[MATERIAL]:
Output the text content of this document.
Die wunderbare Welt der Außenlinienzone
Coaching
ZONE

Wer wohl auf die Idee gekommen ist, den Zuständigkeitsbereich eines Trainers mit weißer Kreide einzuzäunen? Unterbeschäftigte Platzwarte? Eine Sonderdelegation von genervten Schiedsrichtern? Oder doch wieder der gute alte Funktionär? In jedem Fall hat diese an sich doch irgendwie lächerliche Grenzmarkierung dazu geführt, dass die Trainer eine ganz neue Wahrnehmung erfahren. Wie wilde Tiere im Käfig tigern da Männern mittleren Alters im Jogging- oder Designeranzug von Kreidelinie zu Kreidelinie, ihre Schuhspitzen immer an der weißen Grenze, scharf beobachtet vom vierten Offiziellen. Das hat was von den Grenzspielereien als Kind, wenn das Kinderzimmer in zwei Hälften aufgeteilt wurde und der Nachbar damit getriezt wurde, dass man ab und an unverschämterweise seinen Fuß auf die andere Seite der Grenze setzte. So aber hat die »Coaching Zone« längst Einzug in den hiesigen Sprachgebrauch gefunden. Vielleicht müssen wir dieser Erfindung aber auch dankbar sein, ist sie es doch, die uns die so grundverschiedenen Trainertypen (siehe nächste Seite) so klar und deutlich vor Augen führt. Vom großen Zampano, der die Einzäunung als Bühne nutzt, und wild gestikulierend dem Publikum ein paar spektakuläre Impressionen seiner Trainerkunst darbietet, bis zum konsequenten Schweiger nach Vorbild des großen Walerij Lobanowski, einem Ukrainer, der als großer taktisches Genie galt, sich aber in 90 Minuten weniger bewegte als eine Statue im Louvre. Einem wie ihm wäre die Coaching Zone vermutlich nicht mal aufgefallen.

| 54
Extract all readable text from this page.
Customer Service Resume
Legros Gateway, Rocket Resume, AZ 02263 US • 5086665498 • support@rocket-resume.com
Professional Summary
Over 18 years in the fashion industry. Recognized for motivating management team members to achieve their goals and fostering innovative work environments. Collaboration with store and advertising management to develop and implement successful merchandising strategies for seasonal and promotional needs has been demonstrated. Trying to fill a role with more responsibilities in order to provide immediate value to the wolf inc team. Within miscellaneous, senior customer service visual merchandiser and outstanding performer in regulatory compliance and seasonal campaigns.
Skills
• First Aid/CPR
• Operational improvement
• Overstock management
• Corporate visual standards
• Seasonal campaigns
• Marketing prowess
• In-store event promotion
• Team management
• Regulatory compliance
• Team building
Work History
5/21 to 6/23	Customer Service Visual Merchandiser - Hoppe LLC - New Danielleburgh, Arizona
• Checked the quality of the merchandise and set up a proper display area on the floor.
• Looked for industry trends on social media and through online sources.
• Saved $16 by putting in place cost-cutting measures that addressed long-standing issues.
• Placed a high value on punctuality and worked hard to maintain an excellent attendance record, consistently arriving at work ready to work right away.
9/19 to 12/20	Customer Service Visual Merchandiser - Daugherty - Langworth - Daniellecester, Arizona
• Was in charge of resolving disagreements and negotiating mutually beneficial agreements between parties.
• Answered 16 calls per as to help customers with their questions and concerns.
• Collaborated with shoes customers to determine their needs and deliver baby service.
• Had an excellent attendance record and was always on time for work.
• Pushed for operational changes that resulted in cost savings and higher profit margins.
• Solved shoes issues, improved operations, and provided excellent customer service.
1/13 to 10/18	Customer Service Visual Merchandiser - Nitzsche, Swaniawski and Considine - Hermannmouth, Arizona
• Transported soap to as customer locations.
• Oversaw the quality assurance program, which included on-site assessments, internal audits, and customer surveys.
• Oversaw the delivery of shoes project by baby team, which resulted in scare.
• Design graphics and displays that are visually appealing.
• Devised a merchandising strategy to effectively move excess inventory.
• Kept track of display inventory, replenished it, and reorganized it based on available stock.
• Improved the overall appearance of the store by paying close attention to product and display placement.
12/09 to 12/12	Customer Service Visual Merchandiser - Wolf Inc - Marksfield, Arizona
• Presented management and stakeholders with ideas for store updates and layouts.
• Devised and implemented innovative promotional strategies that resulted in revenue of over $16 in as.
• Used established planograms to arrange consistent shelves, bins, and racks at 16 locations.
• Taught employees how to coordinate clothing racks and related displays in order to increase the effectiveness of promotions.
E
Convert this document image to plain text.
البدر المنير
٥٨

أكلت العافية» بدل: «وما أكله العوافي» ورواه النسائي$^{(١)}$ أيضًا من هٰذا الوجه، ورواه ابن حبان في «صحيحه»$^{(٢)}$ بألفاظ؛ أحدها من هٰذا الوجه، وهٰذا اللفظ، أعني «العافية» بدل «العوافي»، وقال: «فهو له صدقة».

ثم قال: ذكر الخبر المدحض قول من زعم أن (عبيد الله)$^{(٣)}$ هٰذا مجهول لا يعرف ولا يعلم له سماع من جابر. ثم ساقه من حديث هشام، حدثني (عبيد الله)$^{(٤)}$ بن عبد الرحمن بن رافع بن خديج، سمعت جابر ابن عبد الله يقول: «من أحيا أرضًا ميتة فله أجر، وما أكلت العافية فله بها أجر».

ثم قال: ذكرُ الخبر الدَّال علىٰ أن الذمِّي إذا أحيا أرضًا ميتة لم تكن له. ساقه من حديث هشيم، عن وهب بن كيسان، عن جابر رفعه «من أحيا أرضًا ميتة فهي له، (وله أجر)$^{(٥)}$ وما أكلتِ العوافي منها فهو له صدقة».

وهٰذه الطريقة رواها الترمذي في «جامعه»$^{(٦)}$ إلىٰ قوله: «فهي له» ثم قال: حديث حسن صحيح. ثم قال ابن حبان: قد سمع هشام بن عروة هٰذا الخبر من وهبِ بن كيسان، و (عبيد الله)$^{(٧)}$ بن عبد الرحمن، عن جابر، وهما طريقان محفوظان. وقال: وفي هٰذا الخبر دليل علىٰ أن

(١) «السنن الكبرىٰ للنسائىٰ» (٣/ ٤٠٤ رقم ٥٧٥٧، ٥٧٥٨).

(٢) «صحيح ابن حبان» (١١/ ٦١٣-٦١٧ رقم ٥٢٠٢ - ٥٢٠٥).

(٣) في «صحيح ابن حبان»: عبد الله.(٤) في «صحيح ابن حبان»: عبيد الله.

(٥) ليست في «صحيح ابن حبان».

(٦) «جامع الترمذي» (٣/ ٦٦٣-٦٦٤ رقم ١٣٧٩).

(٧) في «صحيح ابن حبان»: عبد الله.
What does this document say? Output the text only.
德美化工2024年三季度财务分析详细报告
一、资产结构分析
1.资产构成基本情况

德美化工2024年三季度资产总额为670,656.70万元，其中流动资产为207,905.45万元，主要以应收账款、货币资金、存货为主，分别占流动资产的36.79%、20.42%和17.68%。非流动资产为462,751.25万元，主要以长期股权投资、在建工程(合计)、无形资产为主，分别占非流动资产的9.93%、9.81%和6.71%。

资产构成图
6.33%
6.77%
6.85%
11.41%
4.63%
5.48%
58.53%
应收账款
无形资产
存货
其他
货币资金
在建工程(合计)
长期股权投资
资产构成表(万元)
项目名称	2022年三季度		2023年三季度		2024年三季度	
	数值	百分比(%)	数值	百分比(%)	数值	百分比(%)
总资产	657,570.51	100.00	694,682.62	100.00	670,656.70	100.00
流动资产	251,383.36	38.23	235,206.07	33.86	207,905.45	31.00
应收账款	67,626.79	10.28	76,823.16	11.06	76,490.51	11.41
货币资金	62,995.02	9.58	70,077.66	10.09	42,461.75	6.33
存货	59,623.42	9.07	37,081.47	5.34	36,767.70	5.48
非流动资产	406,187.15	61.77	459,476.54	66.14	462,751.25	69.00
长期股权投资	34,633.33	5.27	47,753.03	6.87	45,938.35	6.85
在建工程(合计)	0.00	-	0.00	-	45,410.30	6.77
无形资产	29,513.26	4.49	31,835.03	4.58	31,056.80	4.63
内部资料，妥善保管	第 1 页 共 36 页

[EXERCISE AIM]: Return every line holding the word "عبيد" from the records.

[WORKED ANSWER]:
ثم قال: ذكر الخبر المدحض قول من زعم أن (عبيد الله)$^{(٣)}$ هٰذا مجهول لا يعرف ولا يعلم له سماع من جابر. ثم ساقه من حديث هشام، حدثني (عبيد الله)$^{(٤)}$ بن عبد الرحمن بن رافع بن خديج، سمعت جابر ابن عبد الله يقول: «من أحيا أرضًا ميتة فله أجر، وما أكلت العافية فله بها أجر».
وهٰذه الطريقة رواها الترمذي في «جامعه»$^{(٦)}$ إلىٰ قوله: «فهي له» ثم قال: حديث حسن صحيح. ثم قال ابن حبان: قد سمع هشام بن عروة هٰذا الخبر من وهبِ بن كيسان، و (عبيد الله)$^{(٧)}$ بن عبد الرحمن، عن جابر، وهما طريقان محفوظان. وقال: وفي هٰذا الخبر دليل علىٰ أن
(٣) في «صحيح ابن حبان»: عبد الله.(٤) في «صحيح ابن حبان»: عبيد الله.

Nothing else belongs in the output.